▶ WRITTEN REQUEST: Gather every line holding the string "into".

▶ GIVEN DATA:

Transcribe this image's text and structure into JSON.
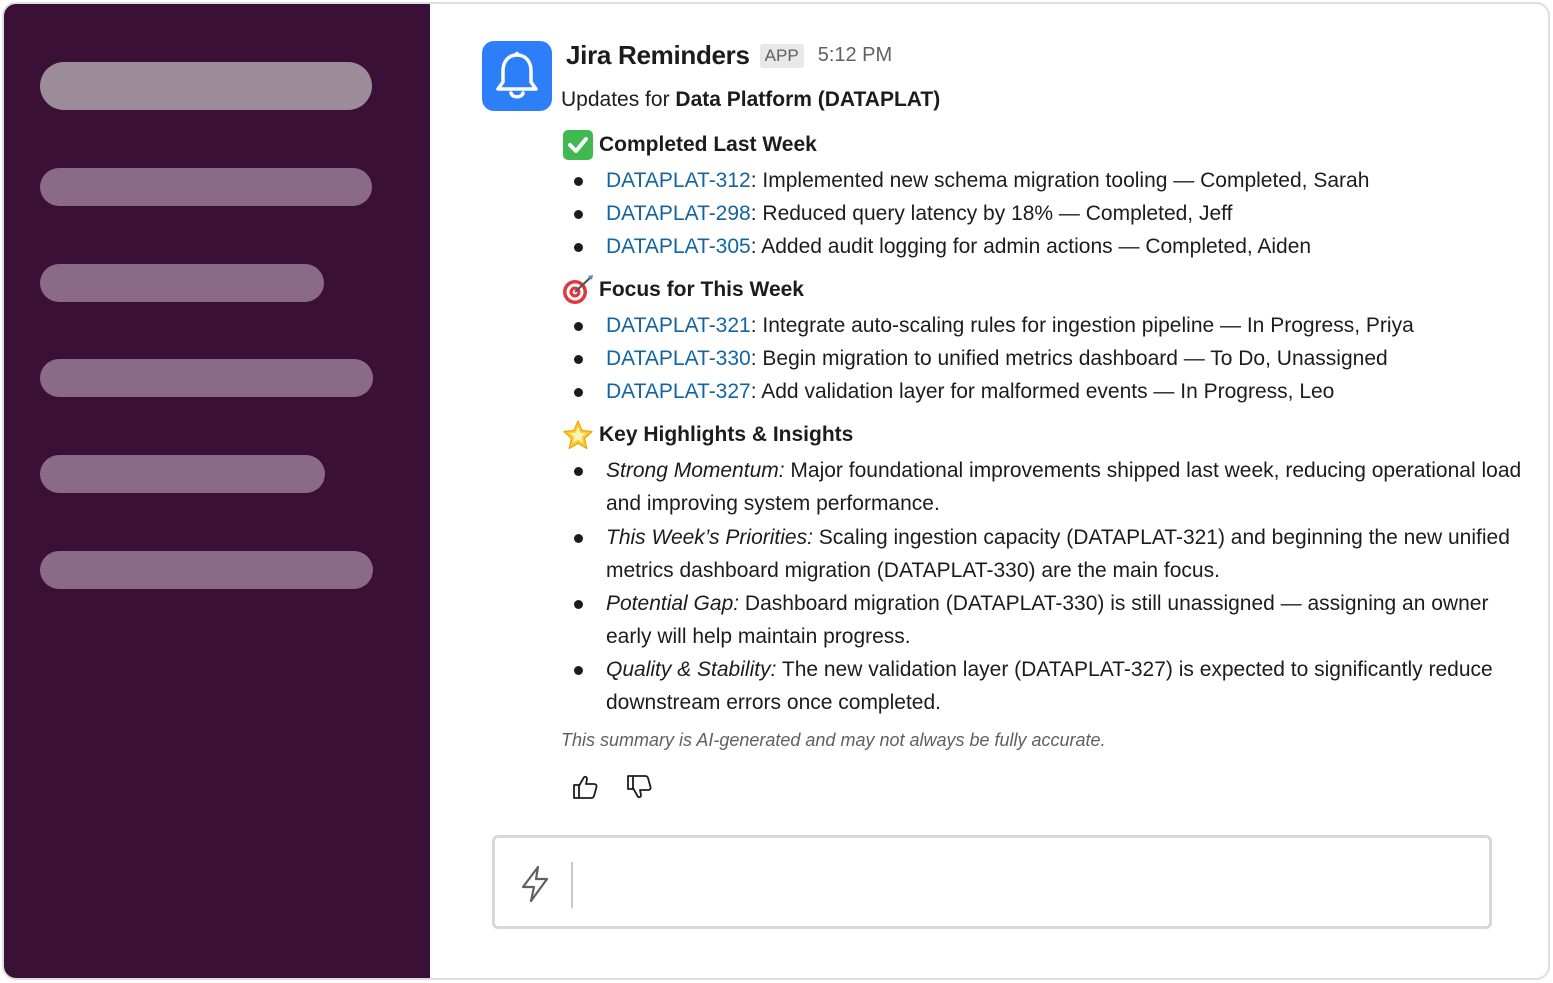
{
  "sidebar": {
    "items": [
      "",
      "",
      "",
      "",
      "",
      ""
    ]
  },
  "message": {
    "bot_name": "Jira Reminders",
    "app_badge": "APP",
    "timestamp": "5:12 PM",
    "avatar_icon": "bell-icon",
    "intro_prefix": "Updates for ",
    "intro_project": "Data Platform (DATAPLAT)"
  },
  "sections": {
    "completed": {
      "emoji": "check-mark-icon",
      "title": "Completed Last Week",
      "items": [
        {
          "key": "DATAPLAT-312",
          "text": ": Implemented new schema migration tooling — Completed, Sarah"
        },
        {
          "key": "DATAPLAT-298",
          "text": ": Reduced query latency by 18% — Completed, Jeff"
        },
        {
          "key": "DATAPLAT-305",
          "text": ": Added audit logging for admin actions — Completed, Aiden"
        }
      ]
    },
    "focus": {
      "emoji": "target-icon",
      "title": "Focus for This Week",
      "items": [
        {
          "key": "DATAPLAT-321",
          "text": ": Integrate auto-scaling rules for ingestion pipeline — In Progress, Priya"
        },
        {
          "key": "DATAPLAT-330",
          "text": ": Begin migration to unified metrics dashboard — To Do, Unassigned"
        },
        {
          "key": "DATAPLAT-327",
          "text": ": Add validation layer for malformed events — In Progress, Leo"
        }
      ]
    },
    "highlights": {
      "emoji": "star-icon",
      "title": "Key Highlights & Insights",
      "items": [
        {
          "label": "Strong Momentum:",
          "text": " Major foundational improvements shipped last week, reducing operational load and improving system performance."
        },
        {
          "label": "This Week’s Priorities:",
          "text": " Scaling ingestion capacity (DATAPLAT-321) and beginning the new unified metrics dashboard migration (DATAPLAT-330) are the main focus."
        },
        {
          "label": "Potential Gap:",
          "text": " Dashboard migration (DATAPLAT-330) is still unassigned — assigning an owner early will help maintain progress."
        },
        {
          "label": "Quality & Stability:",
          "text": " The new validation layer (DATAPLAT-327) is expected to significantly reduce downstream errors once completed."
        }
      ]
    }
  },
  "disclaimer": "This summary is AI-generated and may not always be fully accurate.",
  "reactions": {
    "up_icon": "thumbs-up-icon",
    "down_icon": "thumbs-down-icon"
  },
  "composer": {
    "icon": "lightning-icon",
    "placeholder": ""
  },
  "colors": {
    "sidebar_bg": "#3b1036",
    "link": "#1264a3",
    "avatar_bg": "#2d7ff9"
  }
}
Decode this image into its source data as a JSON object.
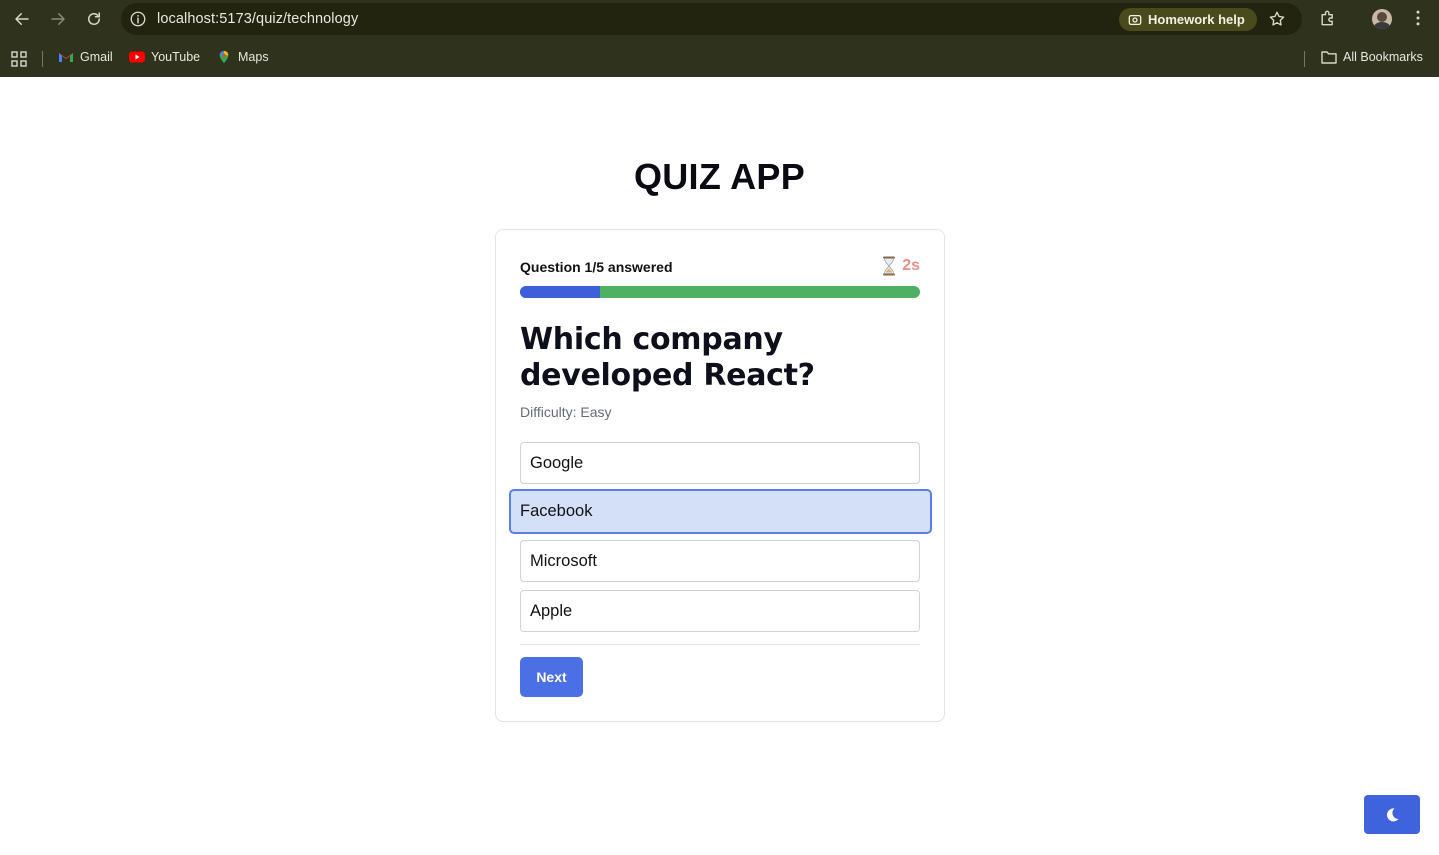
{
  "browser": {
    "url": "localhost:5173/quiz/technology",
    "homework_label": "Homework help",
    "bookmarks": [
      {
        "label": "Gmail",
        "icon": "gmail-icon"
      },
      {
        "label": "YouTube",
        "icon": "youtube-icon"
      },
      {
        "label": "Maps",
        "icon": "maps-icon"
      }
    ],
    "all_bookmarks_label": "All Bookmarks"
  },
  "page": {
    "title": "QUIZ APP"
  },
  "quiz": {
    "status": "Question 1/5 answered",
    "timer_icon": "hourglass-icon",
    "timer": "2s",
    "progress": 0.2,
    "question": "Which company developed React?",
    "difficulty": "Difficulty: Easy",
    "options": [
      "Google",
      "Facebook",
      "Microsoft",
      "Apple"
    ],
    "selected_option": "Facebook",
    "next_label": "Next"
  },
  "theme_toggle_icon": "moon-icon",
  "colors": {
    "chrome_bg": "#2f321d",
    "progress_filled": "#3d5fd9",
    "progress_remaining": "#4db063",
    "timer_text": "#e8908d",
    "selected_bg": "#d4e0f8",
    "selected_border": "#5b7fe0",
    "primary_button": "#4b6fe4"
  }
}
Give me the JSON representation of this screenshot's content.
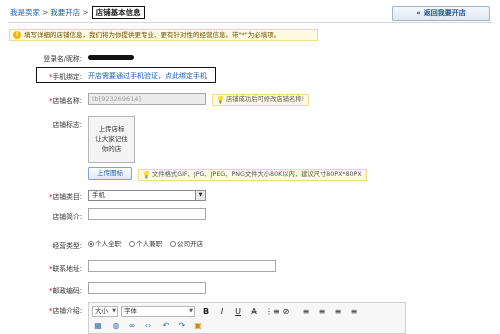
{
  "breadcrumb": {
    "seller": "我是卖家",
    "open_store": "我要开店",
    "current": "店铺基本信息",
    "separator": ">"
  },
  "back_button": {
    "label": "返回我要开店",
    "icon": "double-chevron-left-icon"
  },
  "notice": {
    "icon": "info-icon",
    "text": "填写详细的店铺信息，我们将为你提供更专业、更有针对性的经营信息。带\"*\"为必填项。"
  },
  "form": {
    "login_name_label": "登录名/昵称:",
    "phone_bind_label": "手机绑定:",
    "phone_bind_link": "开店需要通过手机验证，点此绑定手机",
    "store_name_label": "店铺名称:",
    "store_name_value": "tb[923269614]",
    "store_name_tip": "店铺成功后可修改店铺名称!",
    "store_logo_label": "店铺标志:",
    "logo_placeholder": [
      "上传店标",
      "让大家记住",
      "你的店"
    ],
    "upload_button": "上传图标",
    "logo_tip": "文件格式GIF、JPG、JPEG、PNG文件大小80K以内，建议尺寸80PX*80PX",
    "category_label": "店铺类目:",
    "category_value": "手机",
    "intro_label": "店铺简介:",
    "business_type_label": "经营类型:",
    "business_options": [
      {
        "label": "个人全职",
        "selected": true
      },
      {
        "label": "个人兼职",
        "selected": false
      },
      {
        "label": "公司开店",
        "selected": false
      }
    ],
    "address_label": "联系地址:",
    "zip_label": "邮政编码:",
    "store_intro_label": "店铺介绍:",
    "required_mark": "*"
  },
  "editor": {
    "size_select": "大小",
    "font_select": "字体",
    "dropdown_glyph": "▼",
    "buttons": [
      "B",
      "I",
      "U",
      "A̶",
      "⋮≡",
      "⊘",
      "≡",
      "≡",
      "≡",
      "≡"
    ]
  },
  "colors": {
    "link": "#1a5fb4",
    "required": "#d40000",
    "notice_bg": "#fffbe3"
  }
}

▶ ANSWER TO THE EXERCISE:
Transcribe this image's text and structure into JSON.
Decode this image into its source data as a JSON object.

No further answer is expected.